▸ **Aim of the exercise**
Return the records, each one exactly as written.

* Begin *

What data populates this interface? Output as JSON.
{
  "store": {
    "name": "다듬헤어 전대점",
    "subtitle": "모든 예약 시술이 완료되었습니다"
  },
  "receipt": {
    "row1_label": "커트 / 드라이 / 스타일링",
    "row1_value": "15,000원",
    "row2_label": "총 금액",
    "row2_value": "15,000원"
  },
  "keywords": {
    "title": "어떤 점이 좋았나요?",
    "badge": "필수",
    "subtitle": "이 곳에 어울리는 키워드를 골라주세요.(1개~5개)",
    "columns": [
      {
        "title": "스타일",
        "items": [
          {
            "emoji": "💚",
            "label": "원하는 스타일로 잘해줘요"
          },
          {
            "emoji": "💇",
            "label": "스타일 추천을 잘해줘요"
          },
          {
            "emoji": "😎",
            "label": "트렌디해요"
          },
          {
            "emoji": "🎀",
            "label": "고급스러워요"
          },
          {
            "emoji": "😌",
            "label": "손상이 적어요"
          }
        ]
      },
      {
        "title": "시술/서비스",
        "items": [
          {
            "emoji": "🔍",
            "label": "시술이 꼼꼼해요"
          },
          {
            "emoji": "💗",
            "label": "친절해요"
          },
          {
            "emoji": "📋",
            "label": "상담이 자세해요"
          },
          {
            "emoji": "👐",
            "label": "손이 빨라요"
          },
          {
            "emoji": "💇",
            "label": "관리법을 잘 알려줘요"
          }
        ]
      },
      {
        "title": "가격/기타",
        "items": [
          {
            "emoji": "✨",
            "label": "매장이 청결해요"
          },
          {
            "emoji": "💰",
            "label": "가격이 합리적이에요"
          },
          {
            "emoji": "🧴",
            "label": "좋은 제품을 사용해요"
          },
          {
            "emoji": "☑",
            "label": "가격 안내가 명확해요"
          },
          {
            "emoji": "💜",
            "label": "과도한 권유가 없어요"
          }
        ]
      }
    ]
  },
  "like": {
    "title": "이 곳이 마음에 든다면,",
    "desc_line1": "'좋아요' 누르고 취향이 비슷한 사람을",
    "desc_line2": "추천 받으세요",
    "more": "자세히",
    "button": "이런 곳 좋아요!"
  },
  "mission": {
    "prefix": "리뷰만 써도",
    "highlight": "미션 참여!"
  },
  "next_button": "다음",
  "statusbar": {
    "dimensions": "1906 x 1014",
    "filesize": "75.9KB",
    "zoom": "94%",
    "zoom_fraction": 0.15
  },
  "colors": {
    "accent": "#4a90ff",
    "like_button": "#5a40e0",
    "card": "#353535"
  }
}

* End *

▸ **Result**
What data populates this interface? Output as JSON.
{
  "store": {
    "name": "다듬헤어 전대점",
    "subtitle": "모든 예약 시술이 완료되었습니다"
  },
  "receipt": {
    "row1_label": "커트 / 드라이 / 스타일링",
    "row1_value": "15,000원",
    "row2_label": "총 금액",
    "row2_value": "15,000원"
  },
  "keywords": {
    "title": "어떤 점이 좋았나요?",
    "badge": "필수",
    "subtitle": "이 곳에 어울리는 키워드를 골라주세요.(1개~5개)",
    "columns": [
      {
        "title": "스타일",
        "items": [
          {
            "emoji": "💚",
            "label": "원하는 스타일로 잘해줘요"
          },
          {
            "emoji": "💇",
            "label": "스타일 추천을 잘해줘요"
          },
          {
            "emoji": "😎",
            "label": "트렌디해요"
          },
          {
            "emoji": "🎀",
            "label": "고급스러워요"
          },
          {
            "emoji": "😌",
            "label": "손상이 적어요"
          }
        ]
      },
      {
        "title": "시술/서비스",
        "items": [
          {
            "emoji": "🔍",
            "label": "시술이 꼼꼼해요"
          },
          {
            "emoji": "💗",
            "label": "친절해요"
          },
          {
            "emoji": "📋",
            "label": "상담이 자세해요"
          },
          {
            "emoji": "👐",
            "label": "손이 빨라요"
          },
          {
            "emoji": "💇",
            "label": "관리법을 잘 알려줘요"
          }
        ]
      },
      {
        "title": "가격/기타",
        "items": [
          {
            "emoji": "✨",
            "label": "매장이 청결해요"
          },
          {
            "emoji": "💰",
            "label": "가격이 합리적이에요"
          },
          {
            "emoji": "🧴",
            "label": "좋은 제품을 사용해요"
          },
          {
            "emoji": "☑",
            "label": "가격 안내가 명확해요"
          },
          {
            "emoji": "💜",
            "label": "과도한 권유가 없어요"
          }
        ]
      }
    ]
  },
  "like": {
    "title": "이 곳이 마음에 든다면,",
    "desc_line1": "'좋아요' 누르고 취향이 비슷한 사람을",
    "desc_line2": "추천 받으세요",
    "more": "자세히",
    "button": "이런 곳 좋아요!"
  },
  "mission": {
    "prefix": "리뷰만 써도",
    "highlight": "미션 참여!"
  },
  "next_button": "다음",
  "statusbar": {
    "dimensions": "1906 x 1014",
    "filesize": "75.9KB",
    "zoom": "94%",
    "zoom_fraction": 0.15
  },
  "colors": {
    "accent": "#4a90ff",
    "like_button": "#5a40e0",
    "card": "#353535"
  }
}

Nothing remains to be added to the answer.